# [Task description]
Give the count of lines below that include the word "orange", and say nothing else.
——
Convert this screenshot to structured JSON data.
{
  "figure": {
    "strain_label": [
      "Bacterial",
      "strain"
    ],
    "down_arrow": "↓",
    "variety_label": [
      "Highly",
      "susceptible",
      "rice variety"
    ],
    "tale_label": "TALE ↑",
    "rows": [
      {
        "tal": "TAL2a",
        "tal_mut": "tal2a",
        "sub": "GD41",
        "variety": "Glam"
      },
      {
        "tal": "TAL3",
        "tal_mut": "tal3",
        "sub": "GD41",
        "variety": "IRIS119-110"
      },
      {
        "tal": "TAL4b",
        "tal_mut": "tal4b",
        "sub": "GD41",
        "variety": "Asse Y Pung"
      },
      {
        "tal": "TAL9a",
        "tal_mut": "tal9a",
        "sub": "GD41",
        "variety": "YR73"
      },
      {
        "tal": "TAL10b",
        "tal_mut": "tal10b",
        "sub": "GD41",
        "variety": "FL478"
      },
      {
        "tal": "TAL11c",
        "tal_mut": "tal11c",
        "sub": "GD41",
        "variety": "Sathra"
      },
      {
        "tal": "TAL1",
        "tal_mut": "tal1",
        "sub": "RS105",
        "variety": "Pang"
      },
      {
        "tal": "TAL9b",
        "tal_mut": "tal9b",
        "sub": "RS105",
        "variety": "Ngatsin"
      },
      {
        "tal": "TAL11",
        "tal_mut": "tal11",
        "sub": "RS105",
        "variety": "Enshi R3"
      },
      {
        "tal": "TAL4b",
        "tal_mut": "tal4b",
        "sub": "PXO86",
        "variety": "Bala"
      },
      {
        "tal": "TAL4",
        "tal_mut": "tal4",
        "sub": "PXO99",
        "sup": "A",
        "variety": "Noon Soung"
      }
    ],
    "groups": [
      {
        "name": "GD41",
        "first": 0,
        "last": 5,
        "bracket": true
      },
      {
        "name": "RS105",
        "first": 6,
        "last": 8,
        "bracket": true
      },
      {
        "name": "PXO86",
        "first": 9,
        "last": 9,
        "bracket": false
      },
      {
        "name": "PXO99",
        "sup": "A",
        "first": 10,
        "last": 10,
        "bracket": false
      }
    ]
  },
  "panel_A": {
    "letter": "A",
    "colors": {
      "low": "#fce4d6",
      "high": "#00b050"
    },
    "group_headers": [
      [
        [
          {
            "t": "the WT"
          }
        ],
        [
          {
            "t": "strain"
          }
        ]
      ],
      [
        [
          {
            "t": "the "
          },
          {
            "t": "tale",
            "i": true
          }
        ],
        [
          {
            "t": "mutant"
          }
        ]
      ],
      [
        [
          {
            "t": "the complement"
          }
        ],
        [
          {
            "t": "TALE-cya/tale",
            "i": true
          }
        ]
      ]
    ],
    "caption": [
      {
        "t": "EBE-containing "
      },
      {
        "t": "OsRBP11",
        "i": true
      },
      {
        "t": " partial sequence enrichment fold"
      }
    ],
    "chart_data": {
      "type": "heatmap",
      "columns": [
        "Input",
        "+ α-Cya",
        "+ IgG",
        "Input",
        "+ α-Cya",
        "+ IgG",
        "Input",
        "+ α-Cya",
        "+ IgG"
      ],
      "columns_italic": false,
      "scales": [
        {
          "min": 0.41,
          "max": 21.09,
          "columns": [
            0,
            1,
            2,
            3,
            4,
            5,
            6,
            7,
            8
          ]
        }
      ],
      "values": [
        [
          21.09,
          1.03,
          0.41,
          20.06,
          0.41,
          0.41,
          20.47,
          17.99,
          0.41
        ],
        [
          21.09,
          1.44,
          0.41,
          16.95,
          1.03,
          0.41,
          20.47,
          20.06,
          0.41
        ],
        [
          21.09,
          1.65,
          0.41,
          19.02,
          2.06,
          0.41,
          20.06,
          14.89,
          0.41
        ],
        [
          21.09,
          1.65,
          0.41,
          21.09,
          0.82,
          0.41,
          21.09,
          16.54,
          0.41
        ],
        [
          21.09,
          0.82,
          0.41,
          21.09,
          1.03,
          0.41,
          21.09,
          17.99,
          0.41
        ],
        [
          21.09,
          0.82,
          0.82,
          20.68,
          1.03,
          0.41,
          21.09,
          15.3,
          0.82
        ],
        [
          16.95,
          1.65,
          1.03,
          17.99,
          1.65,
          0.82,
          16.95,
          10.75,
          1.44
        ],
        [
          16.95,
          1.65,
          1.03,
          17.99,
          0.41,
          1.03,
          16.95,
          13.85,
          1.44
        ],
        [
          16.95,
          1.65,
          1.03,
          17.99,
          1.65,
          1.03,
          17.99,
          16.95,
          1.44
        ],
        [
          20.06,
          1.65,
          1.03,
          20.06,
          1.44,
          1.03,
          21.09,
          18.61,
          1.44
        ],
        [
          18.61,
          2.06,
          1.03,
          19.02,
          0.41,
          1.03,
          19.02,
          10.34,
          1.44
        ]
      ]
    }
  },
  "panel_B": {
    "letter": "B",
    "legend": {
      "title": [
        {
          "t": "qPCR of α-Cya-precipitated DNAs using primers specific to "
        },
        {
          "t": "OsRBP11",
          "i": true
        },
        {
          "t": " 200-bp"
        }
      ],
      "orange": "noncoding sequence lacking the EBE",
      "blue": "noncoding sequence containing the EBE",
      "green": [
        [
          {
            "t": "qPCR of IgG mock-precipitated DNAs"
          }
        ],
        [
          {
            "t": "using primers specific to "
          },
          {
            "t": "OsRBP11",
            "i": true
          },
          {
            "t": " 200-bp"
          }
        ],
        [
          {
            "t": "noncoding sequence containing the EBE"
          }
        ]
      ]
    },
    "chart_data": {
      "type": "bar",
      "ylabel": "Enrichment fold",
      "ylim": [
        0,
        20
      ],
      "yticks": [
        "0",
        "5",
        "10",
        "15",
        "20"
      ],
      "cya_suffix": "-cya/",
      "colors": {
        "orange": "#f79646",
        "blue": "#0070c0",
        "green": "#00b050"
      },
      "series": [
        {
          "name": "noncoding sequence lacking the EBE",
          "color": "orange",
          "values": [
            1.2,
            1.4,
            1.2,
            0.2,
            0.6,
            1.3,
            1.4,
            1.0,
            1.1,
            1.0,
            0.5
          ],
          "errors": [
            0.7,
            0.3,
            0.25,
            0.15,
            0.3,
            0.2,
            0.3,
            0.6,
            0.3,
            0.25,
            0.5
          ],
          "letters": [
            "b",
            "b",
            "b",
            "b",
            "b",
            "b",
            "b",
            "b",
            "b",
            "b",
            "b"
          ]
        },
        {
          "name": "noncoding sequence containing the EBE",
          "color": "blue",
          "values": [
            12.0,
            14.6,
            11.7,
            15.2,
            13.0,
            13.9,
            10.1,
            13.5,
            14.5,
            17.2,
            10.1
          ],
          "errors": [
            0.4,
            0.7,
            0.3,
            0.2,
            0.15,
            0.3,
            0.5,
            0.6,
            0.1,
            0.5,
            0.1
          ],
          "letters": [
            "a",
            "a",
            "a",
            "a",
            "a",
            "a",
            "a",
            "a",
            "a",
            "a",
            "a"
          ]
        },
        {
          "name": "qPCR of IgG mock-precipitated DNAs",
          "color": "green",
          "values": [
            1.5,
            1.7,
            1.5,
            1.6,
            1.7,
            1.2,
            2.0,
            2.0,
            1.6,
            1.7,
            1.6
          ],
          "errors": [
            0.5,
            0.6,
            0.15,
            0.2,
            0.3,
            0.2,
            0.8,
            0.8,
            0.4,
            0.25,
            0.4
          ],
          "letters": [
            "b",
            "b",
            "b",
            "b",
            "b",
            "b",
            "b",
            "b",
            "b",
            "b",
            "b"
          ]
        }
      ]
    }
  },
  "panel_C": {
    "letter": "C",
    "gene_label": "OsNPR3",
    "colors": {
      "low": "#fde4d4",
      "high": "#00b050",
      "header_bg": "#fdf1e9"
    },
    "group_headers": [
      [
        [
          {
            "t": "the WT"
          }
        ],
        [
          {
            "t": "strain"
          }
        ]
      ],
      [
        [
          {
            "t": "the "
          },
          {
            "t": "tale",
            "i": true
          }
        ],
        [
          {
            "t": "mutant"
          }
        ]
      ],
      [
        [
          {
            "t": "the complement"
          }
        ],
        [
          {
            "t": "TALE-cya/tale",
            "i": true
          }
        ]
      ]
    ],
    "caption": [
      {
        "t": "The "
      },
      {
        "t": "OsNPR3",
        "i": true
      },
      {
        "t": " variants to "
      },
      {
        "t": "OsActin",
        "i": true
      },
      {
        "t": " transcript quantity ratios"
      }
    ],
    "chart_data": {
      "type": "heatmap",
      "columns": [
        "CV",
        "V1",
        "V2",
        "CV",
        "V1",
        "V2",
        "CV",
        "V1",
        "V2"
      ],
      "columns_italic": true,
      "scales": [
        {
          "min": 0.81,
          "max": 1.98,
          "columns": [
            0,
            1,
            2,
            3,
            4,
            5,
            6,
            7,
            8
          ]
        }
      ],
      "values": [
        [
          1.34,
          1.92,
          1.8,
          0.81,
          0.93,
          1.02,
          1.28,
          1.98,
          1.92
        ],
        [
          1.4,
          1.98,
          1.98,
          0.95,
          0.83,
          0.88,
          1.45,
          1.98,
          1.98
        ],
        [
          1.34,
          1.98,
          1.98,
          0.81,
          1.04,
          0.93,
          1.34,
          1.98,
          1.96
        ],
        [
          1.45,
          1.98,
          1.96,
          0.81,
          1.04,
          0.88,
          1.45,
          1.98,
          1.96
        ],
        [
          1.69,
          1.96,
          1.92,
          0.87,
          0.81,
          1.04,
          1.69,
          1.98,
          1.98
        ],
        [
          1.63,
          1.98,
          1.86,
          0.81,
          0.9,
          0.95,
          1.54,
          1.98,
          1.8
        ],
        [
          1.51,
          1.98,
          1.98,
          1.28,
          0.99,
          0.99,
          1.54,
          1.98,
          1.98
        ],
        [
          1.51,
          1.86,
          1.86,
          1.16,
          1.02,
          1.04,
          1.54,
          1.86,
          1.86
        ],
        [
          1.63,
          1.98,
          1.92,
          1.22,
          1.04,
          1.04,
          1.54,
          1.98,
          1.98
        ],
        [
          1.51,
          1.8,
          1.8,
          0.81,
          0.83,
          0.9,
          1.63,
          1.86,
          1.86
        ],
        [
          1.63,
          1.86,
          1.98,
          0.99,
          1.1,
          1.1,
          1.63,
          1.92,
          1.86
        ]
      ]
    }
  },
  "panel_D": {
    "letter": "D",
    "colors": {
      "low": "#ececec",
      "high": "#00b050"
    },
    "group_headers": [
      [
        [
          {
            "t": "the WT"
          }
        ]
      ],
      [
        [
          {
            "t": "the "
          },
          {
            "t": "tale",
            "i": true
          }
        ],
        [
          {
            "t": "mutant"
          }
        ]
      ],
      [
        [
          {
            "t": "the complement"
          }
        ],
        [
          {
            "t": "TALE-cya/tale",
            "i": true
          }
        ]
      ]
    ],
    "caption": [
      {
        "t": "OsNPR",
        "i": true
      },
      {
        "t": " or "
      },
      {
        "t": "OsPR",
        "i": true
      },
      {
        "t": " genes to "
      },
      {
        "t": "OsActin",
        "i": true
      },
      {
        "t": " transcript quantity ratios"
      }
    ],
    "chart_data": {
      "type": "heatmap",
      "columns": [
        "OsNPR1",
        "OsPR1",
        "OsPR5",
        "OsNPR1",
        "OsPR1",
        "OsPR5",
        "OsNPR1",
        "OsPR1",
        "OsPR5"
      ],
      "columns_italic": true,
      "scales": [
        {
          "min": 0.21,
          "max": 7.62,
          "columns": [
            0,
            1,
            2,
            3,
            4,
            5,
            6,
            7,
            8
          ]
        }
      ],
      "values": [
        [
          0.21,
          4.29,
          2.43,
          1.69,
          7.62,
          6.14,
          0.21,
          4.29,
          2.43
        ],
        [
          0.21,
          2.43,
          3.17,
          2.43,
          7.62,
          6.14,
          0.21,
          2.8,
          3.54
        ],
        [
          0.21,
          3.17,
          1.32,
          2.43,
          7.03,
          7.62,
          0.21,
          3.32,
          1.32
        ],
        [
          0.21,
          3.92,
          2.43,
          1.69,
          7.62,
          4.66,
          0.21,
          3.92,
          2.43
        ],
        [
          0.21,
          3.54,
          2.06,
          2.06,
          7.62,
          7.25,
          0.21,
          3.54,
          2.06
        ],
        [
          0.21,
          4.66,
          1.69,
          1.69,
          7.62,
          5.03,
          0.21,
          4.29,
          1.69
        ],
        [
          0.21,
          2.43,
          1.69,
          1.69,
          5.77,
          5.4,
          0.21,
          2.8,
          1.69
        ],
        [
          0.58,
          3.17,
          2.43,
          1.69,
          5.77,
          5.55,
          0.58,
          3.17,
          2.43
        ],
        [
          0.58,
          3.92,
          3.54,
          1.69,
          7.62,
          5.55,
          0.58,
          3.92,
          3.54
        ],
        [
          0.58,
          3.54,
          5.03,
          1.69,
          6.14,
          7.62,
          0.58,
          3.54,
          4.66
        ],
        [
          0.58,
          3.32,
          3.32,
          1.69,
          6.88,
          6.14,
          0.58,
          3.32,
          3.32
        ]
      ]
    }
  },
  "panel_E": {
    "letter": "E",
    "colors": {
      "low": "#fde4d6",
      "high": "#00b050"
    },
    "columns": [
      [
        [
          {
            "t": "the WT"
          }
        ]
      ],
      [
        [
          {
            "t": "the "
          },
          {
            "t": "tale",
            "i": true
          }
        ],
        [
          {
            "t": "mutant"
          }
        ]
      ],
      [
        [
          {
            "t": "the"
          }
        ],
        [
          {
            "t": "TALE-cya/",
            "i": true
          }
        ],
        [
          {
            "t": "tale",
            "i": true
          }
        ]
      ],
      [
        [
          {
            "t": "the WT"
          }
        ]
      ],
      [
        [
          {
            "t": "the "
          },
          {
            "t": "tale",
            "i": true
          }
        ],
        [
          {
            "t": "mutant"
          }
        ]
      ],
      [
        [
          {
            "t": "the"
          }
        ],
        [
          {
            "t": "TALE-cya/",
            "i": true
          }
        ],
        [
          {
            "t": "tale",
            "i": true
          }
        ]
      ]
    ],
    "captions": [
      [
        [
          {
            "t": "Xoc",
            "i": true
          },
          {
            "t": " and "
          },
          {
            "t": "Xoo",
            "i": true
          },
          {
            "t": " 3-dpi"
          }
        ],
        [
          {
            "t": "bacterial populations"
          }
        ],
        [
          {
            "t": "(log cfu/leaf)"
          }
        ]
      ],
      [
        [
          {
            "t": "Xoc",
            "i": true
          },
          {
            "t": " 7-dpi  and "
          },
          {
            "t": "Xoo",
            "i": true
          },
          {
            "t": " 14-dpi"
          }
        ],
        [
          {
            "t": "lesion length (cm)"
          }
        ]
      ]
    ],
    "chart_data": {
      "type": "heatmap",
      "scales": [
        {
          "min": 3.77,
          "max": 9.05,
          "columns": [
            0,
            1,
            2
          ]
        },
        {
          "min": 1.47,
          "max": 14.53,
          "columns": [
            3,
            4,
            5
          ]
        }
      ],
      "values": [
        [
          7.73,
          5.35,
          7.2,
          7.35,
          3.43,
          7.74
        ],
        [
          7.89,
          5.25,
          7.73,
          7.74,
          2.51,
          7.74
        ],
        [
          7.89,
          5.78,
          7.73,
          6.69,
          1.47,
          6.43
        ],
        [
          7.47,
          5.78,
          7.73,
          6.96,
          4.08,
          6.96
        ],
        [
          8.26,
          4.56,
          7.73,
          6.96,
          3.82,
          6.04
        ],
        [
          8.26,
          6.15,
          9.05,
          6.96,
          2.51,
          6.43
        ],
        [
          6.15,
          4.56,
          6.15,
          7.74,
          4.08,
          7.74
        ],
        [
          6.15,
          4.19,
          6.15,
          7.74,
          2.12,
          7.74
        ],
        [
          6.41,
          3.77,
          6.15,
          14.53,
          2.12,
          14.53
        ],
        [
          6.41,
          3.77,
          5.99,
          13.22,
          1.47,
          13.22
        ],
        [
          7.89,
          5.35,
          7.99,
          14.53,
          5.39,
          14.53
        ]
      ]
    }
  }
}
——
# [Result]
3